### [WHAT IS REQUIRED]
The entries below need to be written out exactly, with no pictures included.

(Stored records)
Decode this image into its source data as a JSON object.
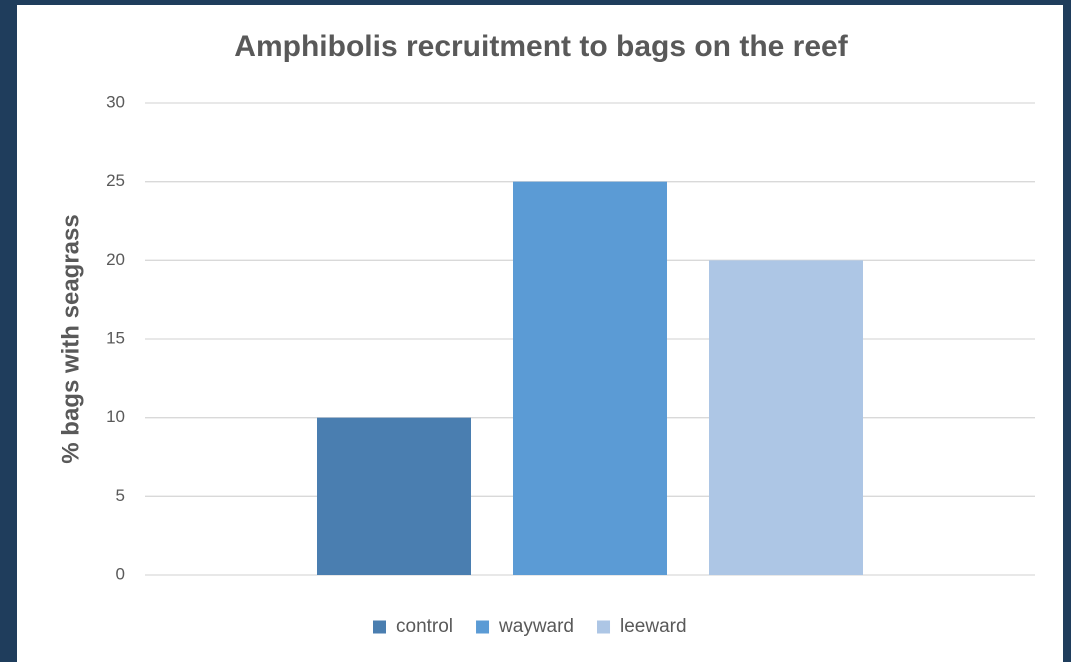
{
  "chart_data": {
    "type": "bar",
    "title": "Amphibolis recruitment to bags on the reef",
    "y_label": "% bags with seagrass",
    "categories": [
      null
    ],
    "series": [
      {
        "name": "control",
        "color": "#4a7eb0",
        "values": [
          10
        ]
      },
      {
        "name": "wayward",
        "color": "#5b9bd5",
        "values": [
          25
        ]
      },
      {
        "name": "leeward",
        "color": "#adc6e5",
        "values": [
          20
        ]
      }
    ],
    "ylim": [
      0,
      30
    ],
    "yticks": [
      0,
      5,
      10,
      15,
      20,
      25,
      30
    ],
    "grid": true,
    "legend": "bottom"
  }
}
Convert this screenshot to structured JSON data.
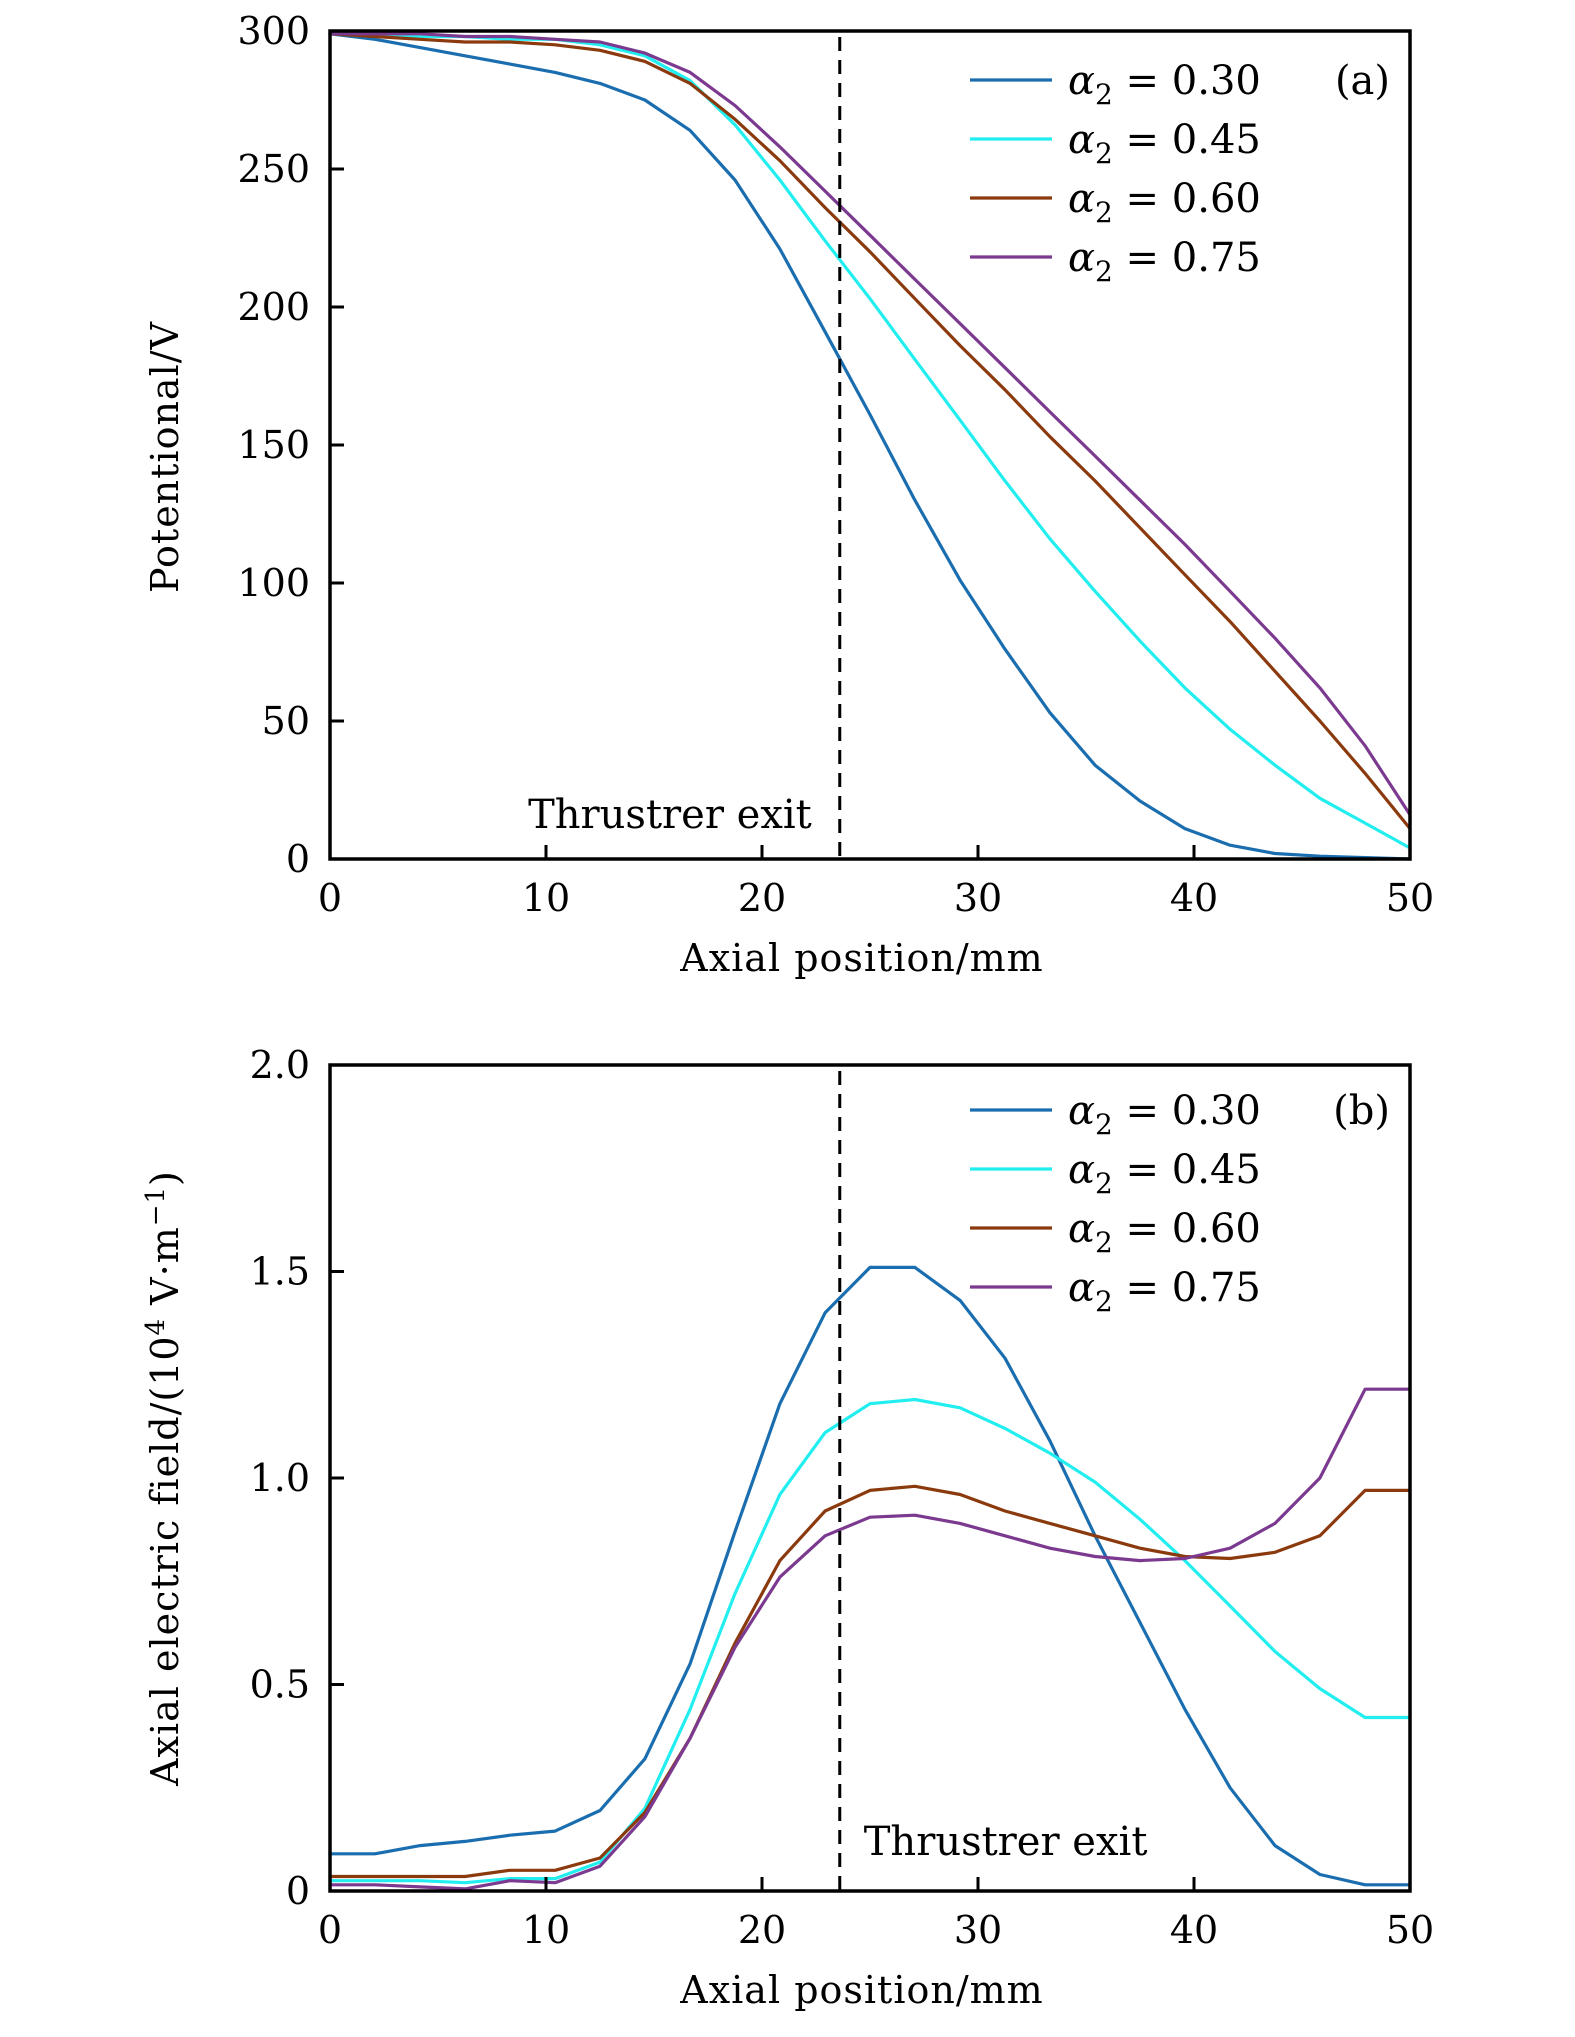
{
  "chart_data": [
    {
      "id": "a",
      "type": "line",
      "panel_label": "(a)",
      "title": "",
      "xlabel": "Axial position/mm",
      "ylabel": "Potentional/V",
      "xlim": [
        0,
        50
      ],
      "ylim": [
        0,
        300
      ],
      "xticks": [
        0,
        10,
        20,
        30,
        40,
        50
      ],
      "yticks": [
        0,
        50,
        100,
        150,
        200,
        250,
        300
      ],
      "xtick_labels": [
        "0",
        "10",
        "20",
        "30",
        "40",
        "50"
      ],
      "ytick_labels": [
        "0",
        "50",
        "100",
        "150",
        "200",
        "250",
        "300"
      ],
      "grid": false,
      "legend_position": "top-right",
      "annotation": {
        "text": "Thrustrer exit",
        "x_line": 23.6
      },
      "x": [
        0,
        2.08,
        4.17,
        6.25,
        8.33,
        10.42,
        12.5,
        14.58,
        16.67,
        18.75,
        20.83,
        22.92,
        25.0,
        27.08,
        29.17,
        31.25,
        33.33,
        35.42,
        37.5,
        39.58,
        41.67,
        43.75,
        45.83,
        47.92,
        50.0
      ],
      "series": [
        {
          "name": "α₂ = 0.30",
          "greek": "α",
          "sub": "2",
          "value": "0.30",
          "color": "#1a6eaf",
          "values": [
            299,
            297,
            294,
            291,
            288,
            285,
            281,
            275,
            264,
            246,
            221,
            191,
            161,
            130,
            101,
            76,
            53,
            34,
            21,
            11,
            5,
            2,
            1,
            0.5,
            0
          ]
        },
        {
          "name": "α₂ = 0.45",
          "greek": "α",
          "sub": "2",
          "value": "0.45",
          "color": "#22eef0",
          "values": [
            299,
            299,
            298,
            298,
            297,
            297,
            295,
            291,
            282,
            266,
            246,
            224,
            203,
            181,
            159,
            137,
            116,
            97,
            79,
            62,
            47,
            34,
            22,
            13,
            4
          ]
        },
        {
          "name": "α₂ = 0.60",
          "greek": "α",
          "sub": "2",
          "value": "0.60",
          "color": "#8b3a0e",
          "values": [
            299,
            298,
            297,
            296,
            296,
            295,
            293,
            289,
            281,
            268,
            253,
            236,
            220,
            203,
            186,
            170,
            153,
            137,
            120,
            103,
            86,
            68,
            50,
            31,
            11
          ]
        },
        {
          "name": "α₂ = 0.75",
          "greek": "α",
          "sub": "2",
          "value": "0.75",
          "color": "#7b3a8f",
          "values": [
            299,
            299,
            299,
            298,
            298,
            297,
            296,
            292,
            285,
            273,
            258,
            242,
            226,
            210,
            194,
            178,
            162,
            146,
            130,
            114,
            97,
            80,
            62,
            41,
            16
          ]
        }
      ]
    },
    {
      "id": "b",
      "type": "line",
      "panel_label": "(b)",
      "title": "",
      "xlabel": "Axial position/mm",
      "ylabel_main": "Axial electric field/(10",
      "ylabel_sup1": "4",
      "ylabel_mid": " V·m",
      "ylabel_sup2": "−1",
      "ylabel_end": ")",
      "ylabel": "Axial electric field/(10⁴ V·m⁻¹)",
      "xlim": [
        0,
        50
      ],
      "ylim": [
        0,
        2.0
      ],
      "xticks": [
        0,
        10,
        20,
        30,
        40,
        50
      ],
      "yticks": [
        0,
        0.5,
        1.0,
        1.5,
        2.0
      ],
      "xtick_labels": [
        "0",
        "10",
        "20",
        "30",
        "40",
        "50"
      ],
      "ytick_labels": [
        "0",
        "0.5",
        "1.0",
        "1.5",
        "2.0"
      ],
      "grid": false,
      "legend_position": "top-right",
      "annotation": {
        "text": "Thrustrer exit",
        "x_line": 23.6
      },
      "x": [
        0,
        2.08,
        4.17,
        6.25,
        8.33,
        10.42,
        12.5,
        14.58,
        16.67,
        18.75,
        20.83,
        22.92,
        25.0,
        27.08,
        29.17,
        31.25,
        33.33,
        35.42,
        37.5,
        39.58,
        41.67,
        43.75,
        45.83,
        47.92,
        50.0
      ],
      "series": [
        {
          "name": "α₂ = 0.30",
          "greek": "α",
          "sub": "2",
          "value": "0.30",
          "color": "#1a6eaf",
          "values": [
            0.09,
            0.09,
            0.11,
            0.12,
            0.135,
            0.145,
            0.195,
            0.32,
            0.55,
            0.87,
            1.18,
            1.4,
            1.51,
            1.51,
            1.43,
            1.29,
            1.09,
            0.86,
            0.65,
            0.44,
            0.25,
            0.11,
            0.04,
            0.015,
            0.015
          ]
        },
        {
          "name": "α₂ = 0.45",
          "greek": "α",
          "sub": "2",
          "value": "0.45",
          "color": "#22eef0",
          "values": [
            0.025,
            0.025,
            0.025,
            0.02,
            0.03,
            0.03,
            0.07,
            0.2,
            0.44,
            0.72,
            0.96,
            1.11,
            1.18,
            1.19,
            1.17,
            1.12,
            1.06,
            0.99,
            0.9,
            0.8,
            0.69,
            0.58,
            0.49,
            0.42,
            0.42
          ]
        },
        {
          "name": "α₂ = 0.60",
          "greek": "α",
          "sub": "2",
          "value": "0.60",
          "color": "#8b3a0e",
          "values": [
            0.035,
            0.035,
            0.035,
            0.035,
            0.05,
            0.05,
            0.08,
            0.19,
            0.37,
            0.6,
            0.8,
            0.92,
            0.97,
            0.98,
            0.96,
            0.92,
            0.89,
            0.86,
            0.83,
            0.81,
            0.805,
            0.82,
            0.86,
            0.97,
            0.97
          ]
        },
        {
          "name": "α₂ = 0.75",
          "greek": "α",
          "sub": "2",
          "value": "0.75",
          "color": "#7b3a8f",
          "values": [
            0.015,
            0.015,
            0.01,
            0.005,
            0.025,
            0.02,
            0.06,
            0.18,
            0.37,
            0.59,
            0.76,
            0.86,
            0.905,
            0.91,
            0.89,
            0.86,
            0.83,
            0.81,
            0.8,
            0.805,
            0.83,
            0.89,
            1.0,
            1.215,
            1.215
          ]
        }
      ]
    }
  ]
}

### [WRITTEN ANSWER]
Decode this image into its source data as a JSON object.
{
  "chart_data": {
    "type": "bar",
    "title": "Amphibolis recruitment to bags on the reef",
    "y_label": "% bags with seagrass",
    "categories": [
      null
    ],
    "series": [
      {
        "name": "control",
        "color": "#4a7eb0",
        "values": [
          10
        ]
      },
      {
        "name": "wayward",
        "color": "#5b9bd5",
        "values": [
          25
        ]
      },
      {
        "name": "leeward",
        "color": "#adc6e5",
        "values": [
          20
        ]
      }
    ],
    "ylim": [
      0,
      30
    ],
    "yticks": [
      0,
      5,
      10,
      15,
      20,
      25,
      30
    ],
    "grid": true,
    "legend": "bottom"
  }
}
Convert this screenshot to structured JSON data.
{
  "chart_data": [
    {
      "id": "a",
      "type": "line",
      "panel_label": "(a)",
      "title": "",
      "xlabel": "Axial position/mm",
      "ylabel": "Potentional/V",
      "xlim": [
        0,
        50
      ],
      "ylim": [
        0,
        300
      ],
      "xticks": [
        0,
        10,
        20,
        30,
        40,
        50
      ],
      "yticks": [
        0,
        50,
        100,
        150,
        200,
        250,
        300
      ],
      "xtick_labels": [
        "0",
        "10",
        "20",
        "30",
        "40",
        "50"
      ],
      "ytick_labels": [
        "0",
        "50",
        "100",
        "150",
        "200",
        "250",
        "300"
      ],
      "grid": false,
      "legend_position": "top-right",
      "annotation": {
        "text": "Thrustrer exit",
        "x_line": 23.6
      },
      "x": [
        0,
        2.08,
        4.17,
        6.25,
        8.33,
        10.42,
        12.5,
        14.58,
        16.67,
        18.75,
        20.83,
        22.92,
        25.0,
        27.08,
        29.17,
        31.25,
        33.33,
        35.42,
        37.5,
        39.58,
        41.67,
        43.75,
        45.83,
        47.92,
        50.0
      ],
      "series": [
        {
          "name": "α₂ = 0.30",
          "greek": "α",
          "sub": "2",
          "value": "0.30",
          "color": "#1a6eaf",
          "values": [
            299,
            297,
            294,
            291,
            288,
            285,
            281,
            275,
            264,
            246,
            221,
            191,
            161,
            130,
            101,
            76,
            53,
            34,
            21,
            11,
            5,
            2,
            1,
            0.5,
            0
          ]
        },
        {
          "name": "α₂ = 0.45",
          "greek": "α",
          "sub": "2",
          "value": "0.45",
          "color": "#22eef0",
          "values": [
            299,
            299,
            298,
            298,
            297,
            297,
            295,
            291,
            282,
            266,
            246,
            224,
            203,
            181,
            159,
            137,
            116,
            97,
            79,
            62,
            47,
            34,
            22,
            13,
            4
          ]
        },
        {
          "name": "α₂ = 0.60",
          "greek": "α",
          "sub": "2",
          "value": "0.60",
          "color": "#8b3a0e",
          "values": [
            299,
            298,
            297,
            296,
            296,
            295,
            293,
            289,
            281,
            268,
            253,
            236,
            220,
            203,
            186,
            170,
            153,
            137,
            120,
            103,
            86,
            68,
            50,
            31,
            11
          ]
        },
        {
          "name": "α₂ = 0.75",
          "greek": "α",
          "sub": "2",
          "value": "0.75",
          "color": "#7b3a8f",
          "values": [
            299,
            299,
            299,
            298,
            298,
            297,
            296,
            292,
            285,
            273,
            258,
            242,
            226,
            210,
            194,
            178,
            162,
            146,
            130,
            114,
            97,
            80,
            62,
            41,
            16
          ]
        }
      ]
    },
    {
      "id": "b",
      "type": "line",
      "panel_label": "(b)",
      "title": "",
      "xlabel": "Axial position/mm",
      "ylabel_main": "Axial electric field/(10",
      "ylabel_sup1": "4",
      "ylabel_mid": " V·m",
      "ylabel_sup2": "−1",
      "ylabel_end": ")",
      "ylabel": "Axial electric field/(10⁴ V·m⁻¹)",
      "xlim": [
        0,
        50
      ],
      "ylim": [
        0,
        2.0
      ],
      "xticks": [
        0,
        10,
        20,
        30,
        40,
        50
      ],
      "yticks": [
        0,
        0.5,
        1.0,
        1.5,
        2.0
      ],
      "xtick_labels": [
        "0",
        "10",
        "20",
        "30",
        "40",
        "50"
      ],
      "ytick_labels": [
        "0",
        "0.5",
        "1.0",
        "1.5",
        "2.0"
      ],
      "grid": false,
      "legend_position": "top-right",
      "annotation": {
        "text": "Thrustrer exit",
        "x_line": 23.6
      },
      "x": [
        0,
        2.08,
        4.17,
        6.25,
        8.33,
        10.42,
        12.5,
        14.58,
        16.67,
        18.75,
        20.83,
        22.92,
        25.0,
        27.08,
        29.17,
        31.25,
        33.33,
        35.42,
        37.5,
        39.58,
        41.67,
        43.75,
        45.83,
        47.92,
        50.0
      ],
      "series": [
        {
          "name": "α₂ = 0.30",
          "greek": "α",
          "sub": "2",
          "value": "0.30",
          "color": "#1a6eaf",
          "values": [
            0.09,
            0.09,
            0.11,
            0.12,
            0.135,
            0.145,
            0.195,
            0.32,
            0.55,
            0.87,
            1.18,
            1.4,
            1.51,
            1.51,
            1.43,
            1.29,
            1.09,
            0.86,
            0.65,
            0.44,
            0.25,
            0.11,
            0.04,
            0.015,
            0.015
          ]
        },
        {
          "name": "α₂ = 0.45",
          "greek": "α",
          "sub": "2",
          "value": "0.45",
          "color": "#22eef0",
          "values": [
            0.025,
            0.025,
            0.025,
            0.02,
            0.03,
            0.03,
            0.07,
            0.2,
            0.44,
            0.72,
            0.96,
            1.11,
            1.18,
            1.19,
            1.17,
            1.12,
            1.06,
            0.99,
            0.9,
            0.8,
            0.69,
            0.58,
            0.49,
            0.42,
            0.42
          ]
        },
        {
          "name": "α₂ = 0.60",
          "greek": "α",
          "sub": "2",
          "value": "0.60",
          "color": "#8b3a0e",
          "values": [
            0.035,
            0.035,
            0.035,
            0.035,
            0.05,
            0.05,
            0.08,
            0.19,
            0.37,
            0.6,
            0.8,
            0.92,
            0.97,
            0.98,
            0.96,
            0.92,
            0.89,
            0.86,
            0.83,
            0.81,
            0.805,
            0.82,
            0.86,
            0.97,
            0.97
          ]
        },
        {
          "name": "α₂ = 0.75",
          "greek": "α",
          "sub": "2",
          "value": "0.75",
          "color": "#7b3a8f",
          "values": [
            0.015,
            0.015,
            0.01,
            0.005,
            0.025,
            0.02,
            0.06,
            0.18,
            0.37,
            0.59,
            0.76,
            0.86,
            0.905,
            0.91,
            0.89,
            0.86,
            0.83,
            0.81,
            0.8,
            0.805,
            0.83,
            0.89,
            1.0,
            1.215,
            1.215
          ]
        }
      ]
    }
  ]
}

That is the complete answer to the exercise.